* [WHAT YOU SHOULD DO]:
Copy the records from the start through the line containing "weight-box: weight (524, 281, 616, 306)", replacing every "timeline-node" with "timeline-point" and leaving all else unchanged.

* [INPUT RECORDS]:
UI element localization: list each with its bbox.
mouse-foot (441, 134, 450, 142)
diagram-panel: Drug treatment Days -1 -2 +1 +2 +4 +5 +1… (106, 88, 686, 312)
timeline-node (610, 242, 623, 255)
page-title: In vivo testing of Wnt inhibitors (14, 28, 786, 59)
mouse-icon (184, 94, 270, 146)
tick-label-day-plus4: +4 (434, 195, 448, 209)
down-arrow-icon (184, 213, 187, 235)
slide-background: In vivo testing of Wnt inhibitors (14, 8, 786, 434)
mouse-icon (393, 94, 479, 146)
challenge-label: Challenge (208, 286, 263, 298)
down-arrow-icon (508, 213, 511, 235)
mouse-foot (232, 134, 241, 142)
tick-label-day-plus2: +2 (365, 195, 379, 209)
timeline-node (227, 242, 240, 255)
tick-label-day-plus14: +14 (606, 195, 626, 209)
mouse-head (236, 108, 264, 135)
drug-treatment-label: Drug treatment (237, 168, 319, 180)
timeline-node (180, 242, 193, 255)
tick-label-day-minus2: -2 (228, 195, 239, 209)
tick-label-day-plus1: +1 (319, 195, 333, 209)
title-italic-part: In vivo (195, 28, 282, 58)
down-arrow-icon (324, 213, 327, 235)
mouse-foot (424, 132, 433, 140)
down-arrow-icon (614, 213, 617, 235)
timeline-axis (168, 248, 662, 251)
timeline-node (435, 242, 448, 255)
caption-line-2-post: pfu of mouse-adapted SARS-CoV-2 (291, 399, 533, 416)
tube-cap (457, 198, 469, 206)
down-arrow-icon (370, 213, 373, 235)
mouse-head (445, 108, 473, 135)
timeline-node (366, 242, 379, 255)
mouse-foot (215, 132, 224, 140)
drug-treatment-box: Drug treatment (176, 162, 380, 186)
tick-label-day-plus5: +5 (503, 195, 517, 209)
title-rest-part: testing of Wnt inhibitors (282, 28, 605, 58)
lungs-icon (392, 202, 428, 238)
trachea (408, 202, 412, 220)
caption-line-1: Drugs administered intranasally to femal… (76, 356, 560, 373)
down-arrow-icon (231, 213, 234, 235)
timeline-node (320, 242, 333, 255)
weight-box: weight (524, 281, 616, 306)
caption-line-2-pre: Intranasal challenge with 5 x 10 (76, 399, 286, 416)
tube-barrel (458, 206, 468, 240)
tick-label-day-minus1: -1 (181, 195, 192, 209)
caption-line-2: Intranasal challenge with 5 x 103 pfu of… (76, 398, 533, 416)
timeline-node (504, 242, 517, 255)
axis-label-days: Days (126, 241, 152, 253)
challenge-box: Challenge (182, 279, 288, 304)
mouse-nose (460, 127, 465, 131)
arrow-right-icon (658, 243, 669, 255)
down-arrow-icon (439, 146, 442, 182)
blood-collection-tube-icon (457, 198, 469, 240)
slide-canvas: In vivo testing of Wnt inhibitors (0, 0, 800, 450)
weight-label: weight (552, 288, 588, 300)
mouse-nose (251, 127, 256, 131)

* [SOLUTION TO THIS TASK]:
UI element localization: list each with its bbox.
mouse-foot (441, 134, 450, 142)
diagram-panel: Drug treatment Days -1 -2 +1 +2 +4 +5 +1… (106, 88, 686, 312)
timeline-point (610, 242, 623, 255)
page-title: In vivo testing of Wnt inhibitors (14, 28, 786, 59)
mouse-icon (184, 94, 270, 146)
tick-label-day-plus4: +4 (434, 195, 448, 209)
down-arrow-icon (184, 213, 187, 235)
slide-background: In vivo testing of Wnt inhibitors (14, 8, 786, 434)
mouse-icon (393, 94, 479, 146)
challenge-label: Challenge (208, 286, 263, 298)
down-arrow-icon (508, 213, 511, 235)
mouse-foot (232, 134, 241, 142)
tick-label-day-plus2: +2 (365, 195, 379, 209)
timeline-point (227, 242, 240, 255)
tick-label-day-plus14: +14 (606, 195, 626, 209)
mouse-head (236, 108, 264, 135)
drug-treatment-label: Drug treatment (237, 168, 319, 180)
timeline-point (180, 242, 193, 255)
tick-label-day-minus2: -2 (228, 195, 239, 209)
tick-label-day-plus1: +1 (319, 195, 333, 209)
title-italic-part: In vivo (195, 28, 282, 58)
down-arrow-icon (324, 213, 327, 235)
mouse-foot (424, 132, 433, 140)
down-arrow-icon (614, 213, 617, 235)
timeline-axis (168, 248, 662, 251)
timeline-point (435, 242, 448, 255)
caption-line-2-post: pfu of mouse-adapted SARS-CoV-2 (291, 399, 533, 416)
tube-cap (457, 198, 469, 206)
down-arrow-icon (370, 213, 373, 235)
mouse-head (445, 108, 473, 135)
timeline-point (366, 242, 379, 255)
mouse-foot (215, 132, 224, 140)
drug-treatment-box: Drug treatment (176, 162, 380, 186)
tick-label-day-plus5: +5 (503, 195, 517, 209)
title-rest-part: testing of Wnt inhibitors (282, 28, 605, 58)
lungs-icon (392, 202, 428, 238)
trachea (408, 202, 412, 220)
caption-line-1: Drugs administered intranasally to femal… (76, 356, 560, 373)
down-arrow-icon (231, 213, 234, 235)
timeline-point (320, 242, 333, 255)
weight-box: weight (524, 281, 616, 306)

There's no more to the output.